**Extracted data entries**.
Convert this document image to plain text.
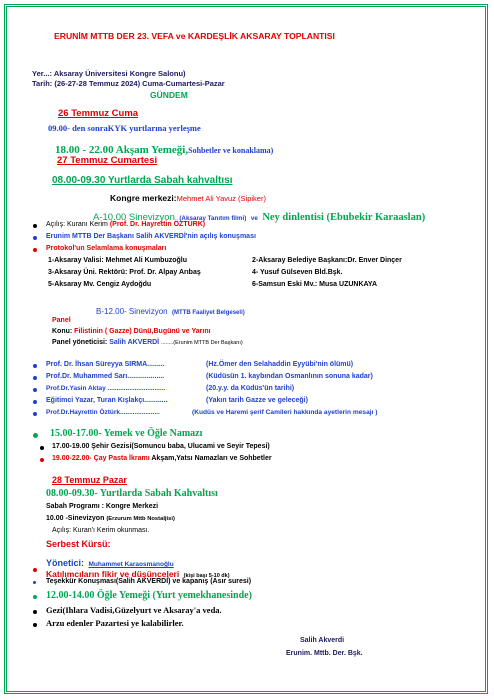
ERUNİM MTTB DER 23. VEFA ve KARDEŞLİK AKSARAY TOPLANTISI
Yer...: Aksaray Üniversitesi Kongre Salonu)
Tarih: (26-27-28 Temmuz 2024) Cuma-Cumartesi-Pazar
GÜNDEM
26 Temmuz Cuma
09.00- den sonraKYK yurtlarına yerleşme
18.00 - 22.00 Akşam Yemeği,Sohbetler ve konaklama)
27 Temmuz Cumartesi
08.00-09.30 Yurtlarda Sabah kahvaltısı
Kongre merkezi:Mehmet Ali Yavuz (Sipiker)
A-10.00 Sinevizyon (Aksaray Tanıtım filmi) ve Ney dinlentisi (Ebubekir Karaaslan)
Açılış: Kuranı Kerim (Prof. Dr. Hayrettin ÖZTÜRK)
Erunim MTTB Der Başkanı Salih AKVERDİ'nin açılış konuşması
Protokol'un Selamlama konuşmaları
1-Aksaray Valisi: Mehmet Ali Kumbuzoğlu	2-Aksaray Belediye Başkanı:Dr. Enver Dinçer
3-Aksaray Üni. Rektörü: Prof. Dr. Alpay Arıbaş	4- Yusuf Gülseven Bld.Bşk.
5-Aksaray Mv. Cengiz Aydoğdu	6-Samsun Eski Mv.: Musa UZUNKAYA
B-12.00- Sinevizyon (MTTB Faaliyet Belgeseli)
Panel
Konu: Filistinin ( Gazze) Dünü,Bugünü ve Yarını
Panel yöneticisi: Salih AKVERDİ ........(Erunim MTTB Der Başkanı)
Prof. Dr. İhsan Süreyya SIRMA.........	(Hz.Ömer den Selahaddin Eyyübi'nin ölümü)
Prof.Dr. Muhammed Sarı...................	(Küdüsün 1. kaybından Osmanlının sonuna kadar)
Prof.Dr.Yasin Aktay ................................	(20.y.y. da Küdüs'ün tarihi)
Eğitimci Yazar, Turan Kışlakçı............	(Yakın tarih Gazze ve geleceği)
Prof.Dr.Hayrettin Öztürk......................	(Kudüs ve Haremi şerif Camileri hakkında ayetlerin mesajı )
15.00-17.00- Yemek ve Öğle Namazı
17.00-19.00 Şehir Gezisi(Somuncu baba, Ulucami ve Seyir Tepesi)
19.00-22.00- Çay Pasta İkramı Akşam,Yatsı Namazları ve Sohbetler
28 Temmuz Pazar
08.00-09.30- Yurtlarda Sabah Kahvaltısı
Sabah Programı : Kongre Merkezi
10.00 -Sinevizyon (Erzurum Mttb Nostaljisi)
Açılış: Kuran'ı Kerim okunması.
Serbest Kürsü:
Yönetici: Muhammet Karaosmanoğlu
Katılımcıların fikir ve düşünceleri (kişi başı 5-10 dk)
Teşekkür Konuşması(Salih AKVERDİ) ve kapanış (Asır suresi)
12.00-14.00 Öğle Yemeği (Yurt yemekhanesinde)
Gezi(Ihlara Vadisi,Güzelyurt ve Aksaray'a veda.
Arzu edenler Pazartesi ye kalabilirler.
Salih Akverdi
Erunim. Mttb. Der. Bşk.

**Exercise prompt**. Copy out every line of the material above exactly, skipping the pictures.

**Solution to the problem**.
Convert this document image to plain text.
ERUNİM MTTB DER 23. VEFA ve KARDEŞLİK AKSARAY TOPLANTISI
Yer...: Aksaray Üniversitesi Kongre Salonu)
Tarih: (26-27-28 Temmuz 2024) Cuma-Cumartesi-Pazar
GÜNDEM
26 Temmuz Cuma
09.00- den sonraKYK yurtlarına yerleşme
18.00 - 22.00 Akşam Yemeği,Sohbetler ve konaklama)
27 Temmuz Cumartesi
08.00-09.30 Yurtlarda Sabah kahvaltısı
Kongre merkezi:Mehmet Ali Yavuz (Sipiker)
A-10.00 Sinevizyon (Aksaray Tanıtım filmi) ve Ney dinlentisi (Ebubekir Karaaslan)
Açılış: Kuranı Kerim (Prof. Dr. Hayrettin ÖZTÜRK)
Erunim MTTB Der Başkanı Salih AKVERDİ'nin açılış konuşması
Protokol'un Selamlama konuşmaları
1-Aksaray Valisi: Mehmet Ali Kumbuzoğlu	2-Aksaray Belediye Başkanı:Dr. Enver Dinçer
3-Aksaray Üni. Rektörü: Prof. Dr. Alpay Arıbaş	4- Yusuf Gülseven Bld.Bşk.
5-Aksaray Mv. Cengiz Aydoğdu	6-Samsun Eski Mv.: Musa UZUNKAYA
B-12.00- Sinevizyon (MTTB Faaliyet Belgeseli)
Panel
Konu: Filistinin ( Gazze) Dünü,Bugünü ve Yarını
Panel yöneticisi: Salih AKVERDİ ........(Erunim MTTB Der Başkanı)
Prof. Dr. İhsan Süreyya SIRMA.........	(Hz.Ömer den Selahaddin Eyyübi'nin ölümü)
Prof.Dr. Muhammed Sarı...................	(Küdüsün 1. kaybından Osmanlının sonuna kadar)
Prof.Dr.Yasin Aktay ................................	(20.y.y. da Küdüs'ün tarihi)
Eğitimci Yazar, Turan Kışlakçı............	(Yakın tarih Gazze ve geleceği)
Prof.Dr.Hayrettin Öztürk......................	(Kudüs ve Haremi şerif Camileri hakkında ayetlerin mesajı )
15.00-17.00- Yemek ve Öğle Namazı
17.00-19.00 Şehir Gezisi(Somuncu baba, Ulucami ve Seyir Tepesi)
19.00-22.00- Çay Pasta İkramı Akşam,Yatsı Namazları ve Sohbetler
28 Temmuz Pazar
08.00-09.30- Yurtlarda Sabah Kahvaltısı
Sabah Programı : Kongre Merkezi
10.00 -Sinevizyon (Erzurum Mttb Nostaljisi)
Açılış: Kuran'ı Kerim okunması.
Serbest Kürsü:
Yönetici: Muhammet Karaosmanoğlu
Katılımcıların fikir ve düşünceleri (kişi başı 5-10 dk)
Teşekkür Konuşması(Salih AKVERDİ) ve kapanış (Asır suresi)
12.00-14.00 Öğle Yemeği (Yurt yemekhanesinde)
Gezi(Ihlara Vadisi,Güzelyurt ve Aksaray'a veda.
Arzu edenler Pazartesi ye kalabilirler.
Salih Akverdi
Erunim. Mttb. Der. Bşk.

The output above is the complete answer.